Exercise goal
Please copy out the lines from the one containing "Patent image size: (873, 377)." to the one containing "The left arm", both ends included, without changing anything.

Material provided
--------------------
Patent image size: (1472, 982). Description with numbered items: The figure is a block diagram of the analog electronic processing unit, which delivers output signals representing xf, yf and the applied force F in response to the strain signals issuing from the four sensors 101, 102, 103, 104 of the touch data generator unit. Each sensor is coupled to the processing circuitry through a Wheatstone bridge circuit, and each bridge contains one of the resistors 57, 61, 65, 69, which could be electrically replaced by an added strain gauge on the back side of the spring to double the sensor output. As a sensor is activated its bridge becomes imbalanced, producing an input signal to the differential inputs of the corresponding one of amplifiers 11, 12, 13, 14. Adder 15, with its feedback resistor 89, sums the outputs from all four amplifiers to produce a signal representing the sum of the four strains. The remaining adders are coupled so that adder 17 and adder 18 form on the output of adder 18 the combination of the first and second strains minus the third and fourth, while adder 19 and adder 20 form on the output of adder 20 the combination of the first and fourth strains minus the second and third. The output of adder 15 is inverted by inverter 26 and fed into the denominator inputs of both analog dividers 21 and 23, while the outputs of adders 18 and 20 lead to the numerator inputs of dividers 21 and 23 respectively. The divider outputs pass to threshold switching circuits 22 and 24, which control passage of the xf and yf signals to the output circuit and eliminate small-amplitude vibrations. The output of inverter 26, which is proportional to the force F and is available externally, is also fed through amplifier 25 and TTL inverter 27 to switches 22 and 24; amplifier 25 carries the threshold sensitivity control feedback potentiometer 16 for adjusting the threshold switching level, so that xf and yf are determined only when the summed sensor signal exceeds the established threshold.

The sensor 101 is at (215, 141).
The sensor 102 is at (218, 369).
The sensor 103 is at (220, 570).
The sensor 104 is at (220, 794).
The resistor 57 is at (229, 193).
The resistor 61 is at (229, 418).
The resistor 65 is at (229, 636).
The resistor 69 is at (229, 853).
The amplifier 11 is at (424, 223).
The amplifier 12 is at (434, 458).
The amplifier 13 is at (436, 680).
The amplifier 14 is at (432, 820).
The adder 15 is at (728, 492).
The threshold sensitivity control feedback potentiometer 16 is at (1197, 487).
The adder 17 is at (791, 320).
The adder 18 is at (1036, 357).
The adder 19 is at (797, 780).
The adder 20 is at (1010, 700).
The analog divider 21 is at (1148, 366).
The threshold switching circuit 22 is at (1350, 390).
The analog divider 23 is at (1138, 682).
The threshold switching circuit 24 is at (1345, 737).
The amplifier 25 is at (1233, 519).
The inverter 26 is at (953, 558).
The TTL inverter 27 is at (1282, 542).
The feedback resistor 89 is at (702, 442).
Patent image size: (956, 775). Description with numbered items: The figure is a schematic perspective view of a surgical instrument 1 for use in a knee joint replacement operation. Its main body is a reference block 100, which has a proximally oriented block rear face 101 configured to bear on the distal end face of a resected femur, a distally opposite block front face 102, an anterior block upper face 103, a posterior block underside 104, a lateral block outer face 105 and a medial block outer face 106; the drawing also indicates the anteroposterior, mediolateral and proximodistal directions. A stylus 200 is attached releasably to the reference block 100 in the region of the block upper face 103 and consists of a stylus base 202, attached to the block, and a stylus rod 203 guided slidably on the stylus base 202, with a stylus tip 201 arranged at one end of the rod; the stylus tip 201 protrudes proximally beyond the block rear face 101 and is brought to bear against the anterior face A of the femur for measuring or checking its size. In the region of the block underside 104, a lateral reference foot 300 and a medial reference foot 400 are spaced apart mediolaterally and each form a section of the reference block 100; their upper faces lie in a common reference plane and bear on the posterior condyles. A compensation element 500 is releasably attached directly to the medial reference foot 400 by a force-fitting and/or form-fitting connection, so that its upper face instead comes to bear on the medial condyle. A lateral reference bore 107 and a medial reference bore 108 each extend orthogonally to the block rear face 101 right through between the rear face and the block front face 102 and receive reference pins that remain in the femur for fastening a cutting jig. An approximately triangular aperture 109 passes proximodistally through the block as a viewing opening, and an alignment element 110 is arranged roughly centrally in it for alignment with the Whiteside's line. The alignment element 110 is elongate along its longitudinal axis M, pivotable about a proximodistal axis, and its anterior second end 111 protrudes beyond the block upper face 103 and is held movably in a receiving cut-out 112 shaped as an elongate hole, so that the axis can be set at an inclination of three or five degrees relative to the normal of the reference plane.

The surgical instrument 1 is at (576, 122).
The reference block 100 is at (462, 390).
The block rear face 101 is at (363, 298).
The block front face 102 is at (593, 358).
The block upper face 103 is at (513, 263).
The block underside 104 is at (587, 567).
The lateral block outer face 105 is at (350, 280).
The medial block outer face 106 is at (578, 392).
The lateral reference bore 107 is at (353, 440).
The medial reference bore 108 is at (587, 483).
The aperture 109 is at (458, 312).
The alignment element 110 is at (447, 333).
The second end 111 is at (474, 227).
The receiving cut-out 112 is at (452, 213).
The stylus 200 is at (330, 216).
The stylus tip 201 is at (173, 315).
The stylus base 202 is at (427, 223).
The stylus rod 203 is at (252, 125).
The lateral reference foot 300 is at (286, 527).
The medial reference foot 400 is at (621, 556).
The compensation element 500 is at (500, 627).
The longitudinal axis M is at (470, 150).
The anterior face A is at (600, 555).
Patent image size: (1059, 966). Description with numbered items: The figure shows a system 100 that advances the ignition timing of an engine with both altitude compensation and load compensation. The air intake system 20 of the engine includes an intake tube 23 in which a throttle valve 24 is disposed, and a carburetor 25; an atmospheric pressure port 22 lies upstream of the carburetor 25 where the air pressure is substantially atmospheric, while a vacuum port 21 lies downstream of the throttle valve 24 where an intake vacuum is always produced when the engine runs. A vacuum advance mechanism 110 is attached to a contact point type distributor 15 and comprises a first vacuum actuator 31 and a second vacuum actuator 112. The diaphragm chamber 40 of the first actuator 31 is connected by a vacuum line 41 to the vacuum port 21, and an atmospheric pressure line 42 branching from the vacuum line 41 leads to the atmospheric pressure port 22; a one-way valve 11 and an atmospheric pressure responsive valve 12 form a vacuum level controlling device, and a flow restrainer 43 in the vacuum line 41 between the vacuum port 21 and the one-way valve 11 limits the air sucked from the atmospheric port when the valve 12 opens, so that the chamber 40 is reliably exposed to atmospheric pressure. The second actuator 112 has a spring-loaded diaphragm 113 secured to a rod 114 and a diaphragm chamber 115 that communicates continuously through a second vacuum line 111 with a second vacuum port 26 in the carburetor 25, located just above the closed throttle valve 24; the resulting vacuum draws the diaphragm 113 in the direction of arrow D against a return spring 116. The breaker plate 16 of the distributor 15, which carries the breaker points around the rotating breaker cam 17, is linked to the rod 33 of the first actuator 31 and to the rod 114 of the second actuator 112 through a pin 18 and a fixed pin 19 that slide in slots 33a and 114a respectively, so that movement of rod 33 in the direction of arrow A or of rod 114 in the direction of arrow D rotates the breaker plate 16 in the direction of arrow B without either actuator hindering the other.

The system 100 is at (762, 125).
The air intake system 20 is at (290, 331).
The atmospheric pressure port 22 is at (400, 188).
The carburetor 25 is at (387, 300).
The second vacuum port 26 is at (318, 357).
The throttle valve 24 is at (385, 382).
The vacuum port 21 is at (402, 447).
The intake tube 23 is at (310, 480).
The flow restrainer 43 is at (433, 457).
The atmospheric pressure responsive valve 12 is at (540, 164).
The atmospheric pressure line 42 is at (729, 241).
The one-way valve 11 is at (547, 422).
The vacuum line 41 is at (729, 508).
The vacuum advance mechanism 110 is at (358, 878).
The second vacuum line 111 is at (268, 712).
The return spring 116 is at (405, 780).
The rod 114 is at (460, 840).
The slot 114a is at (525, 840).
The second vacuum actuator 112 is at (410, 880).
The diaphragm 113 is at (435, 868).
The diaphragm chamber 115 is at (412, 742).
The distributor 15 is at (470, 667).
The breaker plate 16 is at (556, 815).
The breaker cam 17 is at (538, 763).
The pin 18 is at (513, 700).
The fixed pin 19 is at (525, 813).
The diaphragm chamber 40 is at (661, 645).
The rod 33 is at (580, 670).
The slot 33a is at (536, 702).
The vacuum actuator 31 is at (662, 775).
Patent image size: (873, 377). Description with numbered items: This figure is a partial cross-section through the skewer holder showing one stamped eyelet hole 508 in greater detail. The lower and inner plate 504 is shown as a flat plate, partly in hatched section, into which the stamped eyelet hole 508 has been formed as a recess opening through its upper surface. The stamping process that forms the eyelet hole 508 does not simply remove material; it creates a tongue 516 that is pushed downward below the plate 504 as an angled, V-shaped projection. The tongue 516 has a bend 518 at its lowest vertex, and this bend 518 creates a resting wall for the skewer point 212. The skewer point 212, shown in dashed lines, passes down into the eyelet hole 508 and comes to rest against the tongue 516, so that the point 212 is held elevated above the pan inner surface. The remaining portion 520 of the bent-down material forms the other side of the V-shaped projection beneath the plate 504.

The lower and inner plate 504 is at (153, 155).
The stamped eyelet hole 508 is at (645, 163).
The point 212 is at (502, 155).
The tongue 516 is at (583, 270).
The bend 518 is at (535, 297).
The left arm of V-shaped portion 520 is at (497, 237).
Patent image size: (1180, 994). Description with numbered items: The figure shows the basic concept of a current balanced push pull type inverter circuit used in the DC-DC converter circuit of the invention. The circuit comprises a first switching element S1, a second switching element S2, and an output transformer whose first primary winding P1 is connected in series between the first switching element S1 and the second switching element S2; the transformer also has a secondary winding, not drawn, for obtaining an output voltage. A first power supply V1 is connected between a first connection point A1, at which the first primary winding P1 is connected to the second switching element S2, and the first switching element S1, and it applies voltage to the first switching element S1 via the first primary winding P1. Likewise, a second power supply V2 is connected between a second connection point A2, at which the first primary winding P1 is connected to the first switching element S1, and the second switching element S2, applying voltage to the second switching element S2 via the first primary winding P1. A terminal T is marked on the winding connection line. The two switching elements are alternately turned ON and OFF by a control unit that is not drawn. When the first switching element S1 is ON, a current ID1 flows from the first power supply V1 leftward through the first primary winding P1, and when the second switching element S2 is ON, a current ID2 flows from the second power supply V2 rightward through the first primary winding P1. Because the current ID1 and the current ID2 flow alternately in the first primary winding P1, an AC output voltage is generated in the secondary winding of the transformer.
--------------------
The reply
Patent image size: (873, 377). Description with numbered items: This figure is a partial cross-section through the skewer holder showing one stamped eyelet hole 508 in greater detail. The lower and inner plate 504 is shown as a flat plate, partly in hatched section, into which the stamped eyelet hole 508 has been formed as a recess opening through its upper surface. The stamping process that forms the eyelet hole 508 does not simply remove material; it creates a tongue 516 that is pushed downward below the plate 504 as an angled, V-shaped projection. The tongue 516 has a bend 518 at its lowest vertex, and this bend 518 creates a resting wall for the skewer point 212. The skewer point 212, shown in dashed lines, passes down into the eyelet hole 508 and comes to rest against the tongue 516, so that the point 212 is held elevated above the pan inner surface. The remaining portion 520 of the bent-down material forms the other side of the V-shaped projection beneath the plate 504.

The lower and inner plate 504 is at (153, 155).
The stamped eyelet hole 508 is at (645, 163).
The point 212 is at (502, 155).
The tongue 516 is at (583, 270).
The bend 518 is at (535, 297).
The left arm of V-shaped portion 520 is at (497, 237).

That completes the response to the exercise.